---------- DATA PROVIDED

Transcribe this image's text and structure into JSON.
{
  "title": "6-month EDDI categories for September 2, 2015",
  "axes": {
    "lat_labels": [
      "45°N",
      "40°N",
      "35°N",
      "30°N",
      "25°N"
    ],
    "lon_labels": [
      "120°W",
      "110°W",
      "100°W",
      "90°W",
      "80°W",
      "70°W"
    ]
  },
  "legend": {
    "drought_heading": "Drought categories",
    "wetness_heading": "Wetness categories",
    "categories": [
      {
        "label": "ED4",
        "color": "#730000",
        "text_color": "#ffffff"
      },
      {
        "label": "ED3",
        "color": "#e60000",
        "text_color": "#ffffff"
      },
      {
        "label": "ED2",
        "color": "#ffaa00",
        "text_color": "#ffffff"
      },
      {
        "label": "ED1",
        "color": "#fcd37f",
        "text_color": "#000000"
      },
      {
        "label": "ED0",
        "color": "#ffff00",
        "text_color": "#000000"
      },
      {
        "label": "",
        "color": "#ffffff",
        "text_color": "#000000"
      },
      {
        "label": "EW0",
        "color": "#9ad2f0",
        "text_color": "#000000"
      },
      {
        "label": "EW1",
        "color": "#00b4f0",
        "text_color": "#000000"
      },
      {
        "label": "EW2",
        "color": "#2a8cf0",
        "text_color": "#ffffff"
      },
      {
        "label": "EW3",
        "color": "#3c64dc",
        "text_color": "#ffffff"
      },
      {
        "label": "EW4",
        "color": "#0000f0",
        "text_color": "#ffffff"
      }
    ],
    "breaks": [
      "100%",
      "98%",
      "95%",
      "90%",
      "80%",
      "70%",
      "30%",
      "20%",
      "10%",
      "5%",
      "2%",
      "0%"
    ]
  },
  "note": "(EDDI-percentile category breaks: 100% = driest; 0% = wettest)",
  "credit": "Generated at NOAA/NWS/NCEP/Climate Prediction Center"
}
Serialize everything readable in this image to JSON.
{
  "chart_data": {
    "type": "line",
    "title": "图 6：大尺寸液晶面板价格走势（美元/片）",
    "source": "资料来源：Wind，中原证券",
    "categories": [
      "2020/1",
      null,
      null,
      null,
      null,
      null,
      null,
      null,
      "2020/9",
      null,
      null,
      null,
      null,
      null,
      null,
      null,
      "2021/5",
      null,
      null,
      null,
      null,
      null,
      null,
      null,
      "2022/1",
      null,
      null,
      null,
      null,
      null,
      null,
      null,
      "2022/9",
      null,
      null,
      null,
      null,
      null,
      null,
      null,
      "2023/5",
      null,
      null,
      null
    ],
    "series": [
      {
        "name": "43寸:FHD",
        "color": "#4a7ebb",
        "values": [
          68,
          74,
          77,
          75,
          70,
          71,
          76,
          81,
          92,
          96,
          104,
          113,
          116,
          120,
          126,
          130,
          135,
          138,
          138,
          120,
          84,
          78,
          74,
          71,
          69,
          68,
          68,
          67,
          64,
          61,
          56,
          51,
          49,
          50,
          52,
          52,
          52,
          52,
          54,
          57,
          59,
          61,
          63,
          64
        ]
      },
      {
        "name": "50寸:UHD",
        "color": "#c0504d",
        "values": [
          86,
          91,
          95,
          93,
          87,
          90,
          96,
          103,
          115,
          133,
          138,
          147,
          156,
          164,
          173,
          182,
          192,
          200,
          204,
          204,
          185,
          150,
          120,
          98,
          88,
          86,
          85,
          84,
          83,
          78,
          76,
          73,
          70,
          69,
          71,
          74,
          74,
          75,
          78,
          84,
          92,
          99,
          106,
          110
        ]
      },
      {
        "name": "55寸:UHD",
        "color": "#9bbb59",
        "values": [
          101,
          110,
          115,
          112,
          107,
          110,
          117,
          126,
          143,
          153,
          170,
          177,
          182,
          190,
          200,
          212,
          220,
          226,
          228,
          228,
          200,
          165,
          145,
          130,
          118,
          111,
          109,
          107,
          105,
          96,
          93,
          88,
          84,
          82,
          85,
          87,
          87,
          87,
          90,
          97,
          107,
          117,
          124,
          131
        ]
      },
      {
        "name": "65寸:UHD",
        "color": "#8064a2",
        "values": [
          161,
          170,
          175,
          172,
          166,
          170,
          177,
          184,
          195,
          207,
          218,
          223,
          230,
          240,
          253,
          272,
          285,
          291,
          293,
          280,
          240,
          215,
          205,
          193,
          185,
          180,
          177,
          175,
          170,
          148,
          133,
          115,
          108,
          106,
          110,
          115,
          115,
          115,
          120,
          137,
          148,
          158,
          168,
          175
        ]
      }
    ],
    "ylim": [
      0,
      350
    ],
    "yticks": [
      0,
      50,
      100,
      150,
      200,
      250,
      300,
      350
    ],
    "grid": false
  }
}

--------------------

STATED PROBLEM: Write the data from above out again, exactly.

FINAL ANSWER:
Transcribe this image's text and structure into JSON.
{
  "title": "6-month EDDI categories for September 2, 2015",
  "axes": {
    "lat_labels": [
      "45°N",
      "40°N",
      "35°N",
      "30°N",
      "25°N"
    ],
    "lon_labels": [
      "120°W",
      "110°W",
      "100°W",
      "90°W",
      "80°W",
      "70°W"
    ]
  },
  "legend": {
    "drought_heading": "Drought categories",
    "wetness_heading": "Wetness categories",
    "categories": [
      {
        "label": "ED4",
        "color": "#730000",
        "text_color": "#ffffff"
      },
      {
        "label": "ED3",
        "color": "#e60000",
        "text_color": "#ffffff"
      },
      {
        "label": "ED2",
        "color": "#ffaa00",
        "text_color": "#ffffff"
      },
      {
        "label": "ED1",
        "color": "#fcd37f",
        "text_color": "#000000"
      },
      {
        "label": "ED0",
        "color": "#ffff00",
        "text_color": "#000000"
      },
      {
        "label": "",
        "color": "#ffffff",
        "text_color": "#000000"
      },
      {
        "label": "EW0",
        "color": "#9ad2f0",
        "text_color": "#000000"
      },
      {
        "label": "EW1",
        "color": "#00b4f0",
        "text_color": "#000000"
      },
      {
        "label": "EW2",
        "color": "#2a8cf0",
        "text_color": "#ffffff"
      },
      {
        "label": "EW3",
        "color": "#3c64dc",
        "text_color": "#ffffff"
      },
      {
        "label": "EW4",
        "color": "#0000f0",
        "text_color": "#ffffff"
      }
    ],
    "breaks": [
      "100%",
      "98%",
      "95%",
      "90%",
      "80%",
      "70%",
      "30%",
      "20%",
      "10%",
      "5%",
      "2%",
      "0%"
    ]
  },
  "note": "(EDDI-percentile category breaks: 100% = driest; 0% = wettest)",
  "credit": "Generated at NOAA/NWS/NCEP/Climate Prediction Center"
}
Serialize everything readable in this image to JSON.
{
  "chart_data": {
    "type": "line",
    "title": "图 6：大尺寸液晶面板价格走势（美元/片）",
    "source": "资料来源：Wind，中原证券",
    "categories": [
      "2020/1",
      null,
      null,
      null,
      null,
      null,
      null,
      null,
      "2020/9",
      null,
      null,
      null,
      null,
      null,
      null,
      null,
      "2021/5",
      null,
      null,
      null,
      null,
      null,
      null,
      null,
      "2022/1",
      null,
      null,
      null,
      null,
      null,
      null,
      null,
      "2022/9",
      null,
      null,
      null,
      null,
      null,
      null,
      null,
      "2023/5",
      null,
      null,
      null
    ],
    "series": [
      {
        "name": "43寸:FHD",
        "color": "#4a7ebb",
        "values": [
          68,
          74,
          77,
          75,
          70,
          71,
          76,
          81,
          92,
          96,
          104,
          113,
          116,
          120,
          126,
          130,
          135,
          138,
          138,
          120,
          84,
          78,
          74,
          71,
          69,
          68,
          68,
          67,
          64,
          61,
          56,
          51,
          49,
          50,
          52,
          52,
          52,
          52,
          54,
          57,
          59,
          61,
          63,
          64
        ]
      },
      {
        "name": "50寸:UHD",
        "color": "#c0504d",
        "values": [
          86,
          91,
          95,
          93,
          87,
          90,
          96,
          103,
          115,
          133,
          138,
          147,
          156,
          164,
          173,
          182,
          192,
          200,
          204,
          204,
          185,
          150,
          120,
          98,
          88,
          86,
          85,
          84,
          83,
          78,
          76,
          73,
          70,
          69,
          71,
          74,
          74,
          75,
          78,
          84,
          92,
          99,
          106,
          110
        ]
      },
      {
        "name": "55寸:UHD",
        "color": "#9bbb59",
        "values": [
          101,
          110,
          115,
          112,
          107,
          110,
          117,
          126,
          143,
          153,
          170,
          177,
          182,
          190,
          200,
          212,
          220,
          226,
          228,
          228,
          200,
          165,
          145,
          130,
          118,
          111,
          109,
          107,
          105,
          96,
          93,
          88,
          84,
          82,
          85,
          87,
          87,
          87,
          90,
          97,
          107,
          117,
          124,
          131
        ]
      },
      {
        "name": "65寸:UHD",
        "color": "#8064a2",
        "values": [
          161,
          170,
          175,
          172,
          166,
          170,
          177,
          184,
          195,
          207,
          218,
          223,
          230,
          240,
          253,
          272,
          285,
          291,
          293,
          280,
          240,
          215,
          205,
          193,
          185,
          180,
          177,
          175,
          170,
          148,
          133,
          115,
          108,
          106,
          110,
          115,
          115,
          115,
          120,
          137,
          148,
          158,
          168,
          175
        ]
      }
    ],
    "ylim": [
      0,
      350
    ],
    "yticks": [
      0,
      50,
      100,
      150,
      200,
      250,
      300,
      350
    ],
    "grid": false
  }
}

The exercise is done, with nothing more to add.